EXERCISE GOAL
Exactly as they appear, output all of the entries.

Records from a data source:
-.-.-
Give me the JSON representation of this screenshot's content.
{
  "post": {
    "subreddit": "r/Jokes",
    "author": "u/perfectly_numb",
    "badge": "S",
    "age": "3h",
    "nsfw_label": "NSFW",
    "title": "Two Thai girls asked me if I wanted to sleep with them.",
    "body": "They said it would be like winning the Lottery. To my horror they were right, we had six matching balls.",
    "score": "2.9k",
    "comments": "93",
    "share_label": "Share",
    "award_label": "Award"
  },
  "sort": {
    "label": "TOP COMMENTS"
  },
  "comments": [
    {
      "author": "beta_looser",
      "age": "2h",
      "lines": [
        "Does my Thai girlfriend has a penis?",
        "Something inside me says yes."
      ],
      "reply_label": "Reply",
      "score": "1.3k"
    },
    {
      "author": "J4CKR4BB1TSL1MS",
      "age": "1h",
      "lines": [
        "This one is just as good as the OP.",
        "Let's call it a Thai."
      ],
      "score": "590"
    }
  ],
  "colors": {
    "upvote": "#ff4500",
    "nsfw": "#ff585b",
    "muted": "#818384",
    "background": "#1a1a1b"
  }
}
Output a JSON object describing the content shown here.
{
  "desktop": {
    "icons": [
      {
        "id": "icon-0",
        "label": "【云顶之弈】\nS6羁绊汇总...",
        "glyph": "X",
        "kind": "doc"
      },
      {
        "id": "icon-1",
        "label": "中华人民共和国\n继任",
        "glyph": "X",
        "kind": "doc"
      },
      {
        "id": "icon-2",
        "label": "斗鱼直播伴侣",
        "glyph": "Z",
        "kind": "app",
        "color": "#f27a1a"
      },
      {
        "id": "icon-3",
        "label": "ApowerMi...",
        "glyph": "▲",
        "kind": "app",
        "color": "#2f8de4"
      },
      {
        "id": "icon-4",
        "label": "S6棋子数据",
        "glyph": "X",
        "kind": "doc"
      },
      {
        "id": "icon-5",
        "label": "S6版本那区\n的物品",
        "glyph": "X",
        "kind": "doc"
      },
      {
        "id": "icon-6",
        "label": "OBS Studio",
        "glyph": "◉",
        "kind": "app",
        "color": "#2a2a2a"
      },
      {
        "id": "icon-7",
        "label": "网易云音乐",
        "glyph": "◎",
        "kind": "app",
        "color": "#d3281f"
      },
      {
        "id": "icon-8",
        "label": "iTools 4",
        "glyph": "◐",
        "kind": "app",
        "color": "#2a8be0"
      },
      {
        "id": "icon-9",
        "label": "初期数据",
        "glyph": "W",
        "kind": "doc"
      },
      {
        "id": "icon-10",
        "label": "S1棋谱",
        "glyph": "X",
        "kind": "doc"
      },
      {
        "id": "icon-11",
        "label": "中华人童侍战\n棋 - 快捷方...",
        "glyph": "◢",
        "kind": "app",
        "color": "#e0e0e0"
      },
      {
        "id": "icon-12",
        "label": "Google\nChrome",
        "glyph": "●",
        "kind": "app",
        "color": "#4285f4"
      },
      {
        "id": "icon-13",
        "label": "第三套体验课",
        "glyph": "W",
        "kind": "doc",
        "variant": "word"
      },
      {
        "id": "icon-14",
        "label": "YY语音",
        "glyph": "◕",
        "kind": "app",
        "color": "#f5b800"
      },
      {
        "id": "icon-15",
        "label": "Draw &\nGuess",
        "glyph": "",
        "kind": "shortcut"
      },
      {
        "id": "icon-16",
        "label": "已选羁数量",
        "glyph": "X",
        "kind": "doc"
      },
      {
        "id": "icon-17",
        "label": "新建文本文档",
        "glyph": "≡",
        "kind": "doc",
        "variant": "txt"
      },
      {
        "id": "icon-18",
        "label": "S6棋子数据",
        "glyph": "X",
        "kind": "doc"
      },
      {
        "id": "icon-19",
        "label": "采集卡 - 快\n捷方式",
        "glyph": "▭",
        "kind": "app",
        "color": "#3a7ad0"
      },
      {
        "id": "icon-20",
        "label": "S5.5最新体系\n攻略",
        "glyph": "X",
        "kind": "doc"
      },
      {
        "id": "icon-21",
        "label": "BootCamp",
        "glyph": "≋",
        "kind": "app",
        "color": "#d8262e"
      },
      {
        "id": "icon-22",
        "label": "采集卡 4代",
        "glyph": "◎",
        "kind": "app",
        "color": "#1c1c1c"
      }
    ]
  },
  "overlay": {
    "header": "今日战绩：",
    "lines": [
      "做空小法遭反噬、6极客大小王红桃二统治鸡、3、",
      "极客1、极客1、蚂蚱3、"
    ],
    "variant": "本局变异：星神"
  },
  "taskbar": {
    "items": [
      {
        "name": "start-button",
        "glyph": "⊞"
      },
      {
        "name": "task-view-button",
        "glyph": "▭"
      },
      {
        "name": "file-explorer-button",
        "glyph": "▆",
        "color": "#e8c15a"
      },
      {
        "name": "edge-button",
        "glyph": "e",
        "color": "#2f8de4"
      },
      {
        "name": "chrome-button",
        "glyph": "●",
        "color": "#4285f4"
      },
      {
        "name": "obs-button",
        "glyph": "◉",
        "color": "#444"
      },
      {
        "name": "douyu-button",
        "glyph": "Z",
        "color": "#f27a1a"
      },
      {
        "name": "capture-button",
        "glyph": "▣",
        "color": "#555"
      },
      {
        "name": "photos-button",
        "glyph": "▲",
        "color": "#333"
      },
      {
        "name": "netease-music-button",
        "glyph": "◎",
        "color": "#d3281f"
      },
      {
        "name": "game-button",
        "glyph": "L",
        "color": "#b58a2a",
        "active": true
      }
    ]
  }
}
-.-.-
REPLY TO THE EXERCISE
Give me the JSON representation of this screenshot's content.
{
  "post": {
    "subreddit": "r/Jokes",
    "author": "u/perfectly_numb",
    "badge": "S",
    "age": "3h",
    "nsfw_label": "NSFW",
    "title": "Two Thai girls asked me if I wanted to sleep with them.",
    "body": "They said it would be like winning the Lottery. To my horror they were right, we had six matching balls.",
    "score": "2.9k",
    "comments": "93",
    "share_label": "Share",
    "award_label": "Award"
  },
  "sort": {
    "label": "TOP COMMENTS"
  },
  "comments": [
    {
      "author": "beta_looser",
      "age": "2h",
      "lines": [
        "Does my Thai girlfriend has a penis?",
        "Something inside me says yes."
      ],
      "reply_label": "Reply",
      "score": "1.3k"
    },
    {
      "author": "J4CKR4BB1TSL1MS",
      "age": "1h",
      "lines": [
        "This one is just as good as the OP.",
        "Let's call it a Thai."
      ],
      "score": "590"
    }
  ],
  "colors": {
    "upvote": "#ff4500",
    "nsfw": "#ff585b",
    "muted": "#818384",
    "background": "#1a1a1b"
  }
}
Output a JSON object describing the content shown here.
{
  "desktop": {
    "icons": [
      {
        "id": "icon-0",
        "label": "【云顶之弈】\nS6羁绊汇总...",
        "glyph": "X",
        "kind": "doc"
      },
      {
        "id": "icon-1",
        "label": "中华人民共和国\n继任",
        "glyph": "X",
        "kind": "doc"
      },
      {
        "id": "icon-2",
        "label": "斗鱼直播伴侣",
        "glyph": "Z",
        "kind": "app",
        "color": "#f27a1a"
      },
      {
        "id": "icon-3",
        "label": "ApowerMi...",
        "glyph": "▲",
        "kind": "app",
        "color": "#2f8de4"
      },
      {
        "id": "icon-4",
        "label": "S6棋子数据",
        "glyph": "X",
        "kind": "doc"
      },
      {
        "id": "icon-5",
        "label": "S6版本那区\n的物品",
        "glyph": "X",
        "kind": "doc"
      },
      {
        "id": "icon-6",
        "label": "OBS Studio",
        "glyph": "◉",
        "kind": "app",
        "color": "#2a2a2a"
      },
      {
        "id": "icon-7",
        "label": "网易云音乐",
        "glyph": "◎",
        "kind": "app",
        "color": "#d3281f"
      },
      {
        "id": "icon-8",
        "label": "iTools 4",
        "glyph": "◐",
        "kind": "app",
        "color": "#2a8be0"
      },
      {
        "id": "icon-9",
        "label": "初期数据",
        "glyph": "W",
        "kind": "doc"
      },
      {
        "id": "icon-10",
        "label": "S1棋谱",
        "glyph": "X",
        "kind": "doc"
      },
      {
        "id": "icon-11",
        "label": "中华人童侍战\n棋 - 快捷方...",
        "glyph": "◢",
        "kind": "app",
        "color": "#e0e0e0"
      },
      {
        "id": "icon-12",
        "label": "Google\nChrome",
        "glyph": "●",
        "kind": "app",
        "color": "#4285f4"
      },
      {
        "id": "icon-13",
        "label": "第三套体验课",
        "glyph": "W",
        "kind": "doc",
        "variant": "word"
      },
      {
        "id": "icon-14",
        "label": "YY语音",
        "glyph": "◕",
        "kind": "app",
        "color": "#f5b800"
      },
      {
        "id": "icon-15",
        "label": "Draw &\nGuess",
        "glyph": "",
        "kind": "shortcut"
      },
      {
        "id": "icon-16",
        "label": "已选羁数量",
        "glyph": "X",
        "kind": "doc"
      },
      {
        "id": "icon-17",
        "label": "新建文本文档",
        "glyph": "≡",
        "kind": "doc",
        "variant": "txt"
      },
      {
        "id": "icon-18",
        "label": "S6棋子数据",
        "glyph": "X",
        "kind": "doc"
      },
      {
        "id": "icon-19",
        "label": "采集卡 - 快\n捷方式",
        "glyph": "▭",
        "kind": "app",
        "color": "#3a7ad0"
      },
      {
        "id": "icon-20",
        "label": "S5.5最新体系\n攻略",
        "glyph": "X",
        "kind": "doc"
      },
      {
        "id": "icon-21",
        "label": "BootCamp",
        "glyph": "≋",
        "kind": "app",
        "color": "#d8262e"
      },
      {
        "id": "icon-22",
        "label": "采集卡 4代",
        "glyph": "◎",
        "kind": "app",
        "color": "#1c1c1c"
      }
    ]
  },
  "overlay": {
    "header": "今日战绩：",
    "lines": [
      "做空小法遭反噬、6极客大小王红桃二统治鸡、3、",
      "极客1、极客1、蚂蚱3、"
    ],
    "variant": "本局变异：星神"
  },
  "taskbar": {
    "items": [
      {
        "name": "start-button",
        "glyph": "⊞"
      },
      {
        "name": "task-view-button",
        "glyph": "▭"
      },
      {
        "name": "file-explorer-button",
        "glyph": "▆",
        "color": "#e8c15a"
      },
      {
        "name": "edge-button",
        "glyph": "e",
        "color": "#2f8de4"
      },
      {
        "name": "chrome-button",
        "glyph": "●",
        "color": "#4285f4"
      },
      {
        "name": "obs-button",
        "glyph": "◉",
        "color": "#444"
      },
      {
        "name": "douyu-button",
        "glyph": "Z",
        "color": "#f27a1a"
      },
      {
        "name": "capture-button",
        "glyph": "▣",
        "color": "#555"
      },
      {
        "name": "photos-button",
        "glyph": "▲",
        "color": "#333"
      },
      {
        "name": "netease-music-button",
        "glyph": "◎",
        "color": "#d3281f"
      },
      {
        "name": "game-button",
        "glyph": "L",
        "color": "#b58a2a",
        "active": true
      }
    ]
  }
}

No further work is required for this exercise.